Turn every line of the entries below into a numbered list, leaving out any blank lines.

Provided material:
-- START --
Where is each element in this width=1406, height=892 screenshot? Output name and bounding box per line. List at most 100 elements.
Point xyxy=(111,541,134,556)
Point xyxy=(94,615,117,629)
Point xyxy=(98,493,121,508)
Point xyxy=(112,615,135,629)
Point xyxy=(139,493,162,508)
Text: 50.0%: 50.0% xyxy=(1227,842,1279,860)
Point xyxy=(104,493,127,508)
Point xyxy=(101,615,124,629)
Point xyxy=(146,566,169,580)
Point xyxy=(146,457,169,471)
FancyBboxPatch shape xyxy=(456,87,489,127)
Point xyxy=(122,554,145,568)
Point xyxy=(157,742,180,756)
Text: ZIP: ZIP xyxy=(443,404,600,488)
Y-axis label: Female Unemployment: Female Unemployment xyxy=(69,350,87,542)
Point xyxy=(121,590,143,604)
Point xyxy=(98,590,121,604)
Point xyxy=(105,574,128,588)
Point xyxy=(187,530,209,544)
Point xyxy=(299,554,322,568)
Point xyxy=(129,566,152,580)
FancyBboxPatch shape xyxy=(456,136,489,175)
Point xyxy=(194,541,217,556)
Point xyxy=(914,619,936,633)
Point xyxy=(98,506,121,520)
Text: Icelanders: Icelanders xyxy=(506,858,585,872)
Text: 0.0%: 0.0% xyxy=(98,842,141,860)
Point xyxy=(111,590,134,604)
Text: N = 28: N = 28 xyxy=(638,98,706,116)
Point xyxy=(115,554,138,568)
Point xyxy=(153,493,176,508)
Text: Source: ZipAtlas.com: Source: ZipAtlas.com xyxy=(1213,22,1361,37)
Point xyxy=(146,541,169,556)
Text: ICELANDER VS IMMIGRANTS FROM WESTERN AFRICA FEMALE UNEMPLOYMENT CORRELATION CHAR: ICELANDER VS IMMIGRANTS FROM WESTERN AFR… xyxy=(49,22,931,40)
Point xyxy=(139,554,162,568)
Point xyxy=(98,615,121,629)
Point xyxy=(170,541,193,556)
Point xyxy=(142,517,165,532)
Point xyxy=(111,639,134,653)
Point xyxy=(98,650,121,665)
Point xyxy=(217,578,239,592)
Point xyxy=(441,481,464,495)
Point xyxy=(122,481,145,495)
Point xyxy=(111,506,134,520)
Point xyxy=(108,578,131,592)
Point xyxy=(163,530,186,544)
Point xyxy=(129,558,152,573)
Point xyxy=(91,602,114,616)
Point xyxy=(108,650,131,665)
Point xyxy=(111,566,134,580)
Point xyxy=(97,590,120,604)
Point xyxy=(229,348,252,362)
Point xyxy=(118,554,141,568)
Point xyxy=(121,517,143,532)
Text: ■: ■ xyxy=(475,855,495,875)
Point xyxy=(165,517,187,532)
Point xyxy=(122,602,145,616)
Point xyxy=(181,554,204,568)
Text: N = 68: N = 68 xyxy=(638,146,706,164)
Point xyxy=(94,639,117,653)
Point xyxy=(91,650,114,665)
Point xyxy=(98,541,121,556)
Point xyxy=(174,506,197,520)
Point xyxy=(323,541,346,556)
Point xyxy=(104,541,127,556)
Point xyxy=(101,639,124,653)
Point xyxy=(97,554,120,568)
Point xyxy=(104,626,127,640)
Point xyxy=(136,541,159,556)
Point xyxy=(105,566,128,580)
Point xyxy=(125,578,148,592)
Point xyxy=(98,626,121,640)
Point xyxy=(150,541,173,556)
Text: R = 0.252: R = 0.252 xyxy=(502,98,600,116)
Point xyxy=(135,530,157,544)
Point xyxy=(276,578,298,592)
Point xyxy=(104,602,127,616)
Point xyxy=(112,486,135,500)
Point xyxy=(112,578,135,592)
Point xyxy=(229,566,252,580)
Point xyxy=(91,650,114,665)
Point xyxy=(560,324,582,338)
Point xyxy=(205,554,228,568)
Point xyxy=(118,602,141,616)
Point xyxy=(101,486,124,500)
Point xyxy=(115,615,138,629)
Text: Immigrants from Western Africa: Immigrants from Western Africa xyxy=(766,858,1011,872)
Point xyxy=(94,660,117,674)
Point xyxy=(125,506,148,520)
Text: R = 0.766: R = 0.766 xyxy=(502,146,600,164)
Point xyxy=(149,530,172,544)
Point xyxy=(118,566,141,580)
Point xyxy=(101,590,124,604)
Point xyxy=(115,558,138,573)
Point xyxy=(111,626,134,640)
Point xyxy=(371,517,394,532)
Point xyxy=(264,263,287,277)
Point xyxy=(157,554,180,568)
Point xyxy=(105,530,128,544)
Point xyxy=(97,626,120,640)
-- END --
Exercise output:
1. Where is each element in this width=1406, height=892 screenshot? Output name and bounding box per line. List at most 100 elements.
2. Point xyxy=(111,541,134,556)
3. Point xyxy=(94,615,117,629)
4. Point xyxy=(98,493,121,508)
5. Point xyxy=(112,615,135,629)
6. Point xyxy=(139,493,162,508)
7. Text: 50.0%: 50.0% xyxy=(1227,842,1279,860)
8. Point xyxy=(104,493,127,508)
9. Point xyxy=(101,615,124,629)
10. Point xyxy=(146,566,169,580)
11. Point xyxy=(146,457,169,471)
12. FancyBboxPatch shape xyxy=(456,87,489,127)
13. Point xyxy=(122,554,145,568)
14. Point xyxy=(157,742,180,756)
15. Text: ZIP: ZIP xyxy=(443,404,600,488)
16. Y-axis label: Female Unemployment: Female Unemployment xyxy=(69,350,87,542)
17. Point xyxy=(121,590,143,604)
18. Point xyxy=(98,590,121,604)
19. Point xyxy=(105,574,128,588)
20. Point xyxy=(187,530,209,544)
21. Point xyxy=(299,554,322,568)
22. Point xyxy=(129,566,152,580)
23. FancyBboxPatch shape xyxy=(456,136,489,175)
24. Point xyxy=(194,541,217,556)
25. Point xyxy=(914,619,936,633)
26. Point xyxy=(98,506,121,520)
27. Text: Icelanders: Icelanders xyxy=(506,858,585,872)
28. Text: 0.0%: 0.0% xyxy=(98,842,141,860)
29. Point xyxy=(111,590,134,604)
30. Text: N = 28: N = 28 xyxy=(638,98,706,116)
31. Point xyxy=(115,554,138,568)
32. Point xyxy=(153,493,176,508)
33. Text: Source: ZipAtlas.com: Source: ZipAtlas.com xyxy=(1213,22,1361,37)
34. Point xyxy=(146,541,169,556)
35. Text: ICELANDER VS IMMIGRANTS FROM WESTERN AFRICA FEMALE UNEMPLOYMENT CORRELATION CHAR: ICELANDER VS IMMIGRANTS FROM WESTERN AFR… xyxy=(49,22,931,40)
36. Point xyxy=(139,554,162,568)
37. Point xyxy=(98,615,121,629)
38. Point xyxy=(170,541,193,556)
39. Point xyxy=(142,517,165,532)
40. Point xyxy=(111,639,134,653)
41. Point xyxy=(98,650,121,665)
42. Point xyxy=(217,578,239,592)
43. Point xyxy=(441,481,464,495)
44. Point xyxy=(122,481,145,495)
45. Point xyxy=(111,506,134,520)
46. Point xyxy=(108,578,131,592)
47. Point xyxy=(163,530,186,544)
48. Point xyxy=(129,558,152,573)
49. Point xyxy=(91,602,114,616)
50. Point xyxy=(108,650,131,665)
51. Point xyxy=(111,566,134,580)
52. Point xyxy=(97,590,120,604)
53. Point xyxy=(229,348,252,362)
54. Point xyxy=(118,554,141,568)
55. Point xyxy=(121,517,143,532)
56. Text: ■: ■ xyxy=(475,855,495,875)
57. Point xyxy=(165,517,187,532)
58. Point xyxy=(122,602,145,616)
59. Point xyxy=(181,554,204,568)
60. Text: N = 68: N = 68 xyxy=(638,146,706,164)
61. Point xyxy=(94,639,117,653)
62. Point xyxy=(91,650,114,665)
63. Point xyxy=(98,541,121,556)
64. Point xyxy=(174,506,197,520)
65. Point xyxy=(323,541,346,556)
66. Point xyxy=(104,541,127,556)
67. Point xyxy=(101,639,124,653)
68. Point xyxy=(97,554,120,568)
69. Point xyxy=(104,626,127,640)
70. Point xyxy=(136,541,159,556)
71. Point xyxy=(105,566,128,580)
72. Point xyxy=(125,578,148,592)
73. Point xyxy=(98,626,121,640)
74. Point xyxy=(150,541,173,556)
75. Text: R = 0.252: R = 0.252 xyxy=(502,98,600,116)
76. Point xyxy=(135,530,157,544)
77. Point xyxy=(276,578,298,592)
78. Point xyxy=(104,602,127,616)
79. Point xyxy=(112,486,135,500)
80. Point xyxy=(112,578,135,592)
81. Point xyxy=(229,566,252,580)
82. Point xyxy=(91,650,114,665)
83. Point xyxy=(560,324,582,338)
84. Point xyxy=(205,554,228,568)
85. Point xyxy=(118,602,141,616)
86. Point xyxy=(101,486,124,500)
87. Point xyxy=(115,615,138,629)
88. Text: Immigrants from Western Africa: Immigrants from Western Africa xyxy=(766,858,1011,872)
89. Point xyxy=(94,660,117,674)
90. Point xyxy=(125,506,148,520)
91. Text: R = 0.766: R = 0.766 xyxy=(502,146,600,164)
92. Point xyxy=(149,530,172,544)
93. Point xyxy=(118,566,141,580)
94. Point xyxy=(101,590,124,604)
95. Point xyxy=(115,558,138,573)
96. Point xyxy=(111,626,134,640)
97. Point xyxy=(371,517,394,532)
98. Point xyxy=(264,263,287,277)
99. Point xyxy=(157,554,180,568)
100. Point xyxy=(105,530,128,544)
101. Point xyxy=(97,626,120,640)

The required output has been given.